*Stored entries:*
══════════════════════════════

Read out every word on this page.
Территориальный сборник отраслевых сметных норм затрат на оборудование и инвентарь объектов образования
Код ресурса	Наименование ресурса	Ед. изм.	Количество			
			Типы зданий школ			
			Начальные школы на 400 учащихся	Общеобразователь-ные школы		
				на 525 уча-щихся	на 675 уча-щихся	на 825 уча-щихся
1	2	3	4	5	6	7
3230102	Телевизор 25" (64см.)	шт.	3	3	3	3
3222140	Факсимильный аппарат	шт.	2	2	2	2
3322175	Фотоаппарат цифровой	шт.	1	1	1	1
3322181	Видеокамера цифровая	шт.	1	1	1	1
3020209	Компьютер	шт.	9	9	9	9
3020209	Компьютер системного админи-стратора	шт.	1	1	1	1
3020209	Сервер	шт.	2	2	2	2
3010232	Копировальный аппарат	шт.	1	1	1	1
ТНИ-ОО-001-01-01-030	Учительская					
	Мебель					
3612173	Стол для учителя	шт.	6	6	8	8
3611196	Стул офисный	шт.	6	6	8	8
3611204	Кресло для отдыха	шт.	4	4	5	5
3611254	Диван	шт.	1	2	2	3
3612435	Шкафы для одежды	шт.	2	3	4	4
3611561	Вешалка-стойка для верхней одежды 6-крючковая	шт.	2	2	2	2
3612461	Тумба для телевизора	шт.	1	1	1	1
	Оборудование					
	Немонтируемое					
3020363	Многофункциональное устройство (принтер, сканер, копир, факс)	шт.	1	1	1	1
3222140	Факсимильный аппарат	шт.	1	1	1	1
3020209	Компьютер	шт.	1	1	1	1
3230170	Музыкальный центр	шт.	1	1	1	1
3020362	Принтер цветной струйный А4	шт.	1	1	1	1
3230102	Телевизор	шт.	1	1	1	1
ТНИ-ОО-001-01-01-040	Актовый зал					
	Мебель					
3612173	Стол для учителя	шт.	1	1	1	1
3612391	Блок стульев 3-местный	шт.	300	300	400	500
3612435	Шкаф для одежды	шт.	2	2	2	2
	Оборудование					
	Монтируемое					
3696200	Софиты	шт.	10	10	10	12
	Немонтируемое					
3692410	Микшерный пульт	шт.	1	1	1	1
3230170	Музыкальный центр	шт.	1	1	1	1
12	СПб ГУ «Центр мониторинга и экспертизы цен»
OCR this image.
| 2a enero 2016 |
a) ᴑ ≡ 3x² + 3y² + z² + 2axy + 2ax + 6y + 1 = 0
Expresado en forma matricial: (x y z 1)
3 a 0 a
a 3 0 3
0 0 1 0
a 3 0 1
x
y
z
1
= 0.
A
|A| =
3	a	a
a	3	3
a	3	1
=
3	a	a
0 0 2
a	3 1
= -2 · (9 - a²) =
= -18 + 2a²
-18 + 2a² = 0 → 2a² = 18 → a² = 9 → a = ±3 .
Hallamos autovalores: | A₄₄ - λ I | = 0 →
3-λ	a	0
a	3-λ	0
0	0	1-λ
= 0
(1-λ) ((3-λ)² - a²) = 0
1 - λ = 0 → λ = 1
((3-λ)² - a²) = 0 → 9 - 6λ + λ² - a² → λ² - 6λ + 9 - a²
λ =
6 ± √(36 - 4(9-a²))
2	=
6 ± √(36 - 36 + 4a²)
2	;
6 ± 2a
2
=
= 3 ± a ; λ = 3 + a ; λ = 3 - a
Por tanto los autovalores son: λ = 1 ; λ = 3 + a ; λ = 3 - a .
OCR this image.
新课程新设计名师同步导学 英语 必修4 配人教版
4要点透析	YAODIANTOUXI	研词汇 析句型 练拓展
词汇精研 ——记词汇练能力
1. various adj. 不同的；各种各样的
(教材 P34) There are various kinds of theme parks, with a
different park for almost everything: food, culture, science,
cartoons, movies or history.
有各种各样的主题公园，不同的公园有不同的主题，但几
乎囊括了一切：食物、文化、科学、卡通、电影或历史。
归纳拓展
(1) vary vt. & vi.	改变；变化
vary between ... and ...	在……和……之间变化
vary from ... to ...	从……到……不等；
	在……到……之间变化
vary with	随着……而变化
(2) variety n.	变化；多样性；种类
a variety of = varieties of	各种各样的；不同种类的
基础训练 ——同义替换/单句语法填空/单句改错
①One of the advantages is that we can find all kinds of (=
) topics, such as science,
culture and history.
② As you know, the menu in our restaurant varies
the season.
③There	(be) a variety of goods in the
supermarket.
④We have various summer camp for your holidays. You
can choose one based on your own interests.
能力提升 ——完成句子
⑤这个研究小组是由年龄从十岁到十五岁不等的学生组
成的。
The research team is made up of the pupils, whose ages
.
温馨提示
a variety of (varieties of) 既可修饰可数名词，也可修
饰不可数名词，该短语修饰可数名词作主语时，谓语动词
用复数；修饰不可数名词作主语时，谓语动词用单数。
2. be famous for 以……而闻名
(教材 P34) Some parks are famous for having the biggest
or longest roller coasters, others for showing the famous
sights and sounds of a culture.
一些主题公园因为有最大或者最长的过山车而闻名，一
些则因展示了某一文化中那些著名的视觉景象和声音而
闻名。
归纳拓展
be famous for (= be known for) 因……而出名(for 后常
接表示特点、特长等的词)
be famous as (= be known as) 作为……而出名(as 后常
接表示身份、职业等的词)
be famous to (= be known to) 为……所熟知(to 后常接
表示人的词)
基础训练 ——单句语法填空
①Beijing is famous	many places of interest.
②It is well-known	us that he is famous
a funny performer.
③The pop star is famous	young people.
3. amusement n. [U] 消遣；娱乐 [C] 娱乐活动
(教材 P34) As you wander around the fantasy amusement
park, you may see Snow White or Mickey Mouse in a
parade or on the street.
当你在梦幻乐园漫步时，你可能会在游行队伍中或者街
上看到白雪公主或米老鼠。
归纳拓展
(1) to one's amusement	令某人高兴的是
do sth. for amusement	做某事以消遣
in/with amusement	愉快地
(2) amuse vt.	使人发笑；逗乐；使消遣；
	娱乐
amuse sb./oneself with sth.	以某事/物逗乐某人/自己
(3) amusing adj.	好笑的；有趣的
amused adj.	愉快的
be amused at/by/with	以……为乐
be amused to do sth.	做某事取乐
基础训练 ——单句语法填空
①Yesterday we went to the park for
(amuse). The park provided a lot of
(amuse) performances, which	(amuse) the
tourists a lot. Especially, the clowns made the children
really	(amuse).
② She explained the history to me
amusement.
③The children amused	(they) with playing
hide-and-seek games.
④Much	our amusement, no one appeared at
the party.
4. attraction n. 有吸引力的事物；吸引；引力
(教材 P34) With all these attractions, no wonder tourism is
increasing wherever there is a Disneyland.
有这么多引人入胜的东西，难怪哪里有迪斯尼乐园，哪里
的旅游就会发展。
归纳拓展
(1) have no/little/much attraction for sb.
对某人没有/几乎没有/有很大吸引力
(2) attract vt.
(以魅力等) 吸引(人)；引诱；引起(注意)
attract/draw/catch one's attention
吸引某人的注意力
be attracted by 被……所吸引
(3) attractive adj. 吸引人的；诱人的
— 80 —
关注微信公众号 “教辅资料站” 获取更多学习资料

══════════════════════════════

*GOAL OF THE EXERCISE:* Extract every line containing the string "kinds" from the data above.

*CORRECT RESULT:*
(教材 P34) There are various kinds of theme parks, with a
①One of the advantages is that we can find all kinds of (=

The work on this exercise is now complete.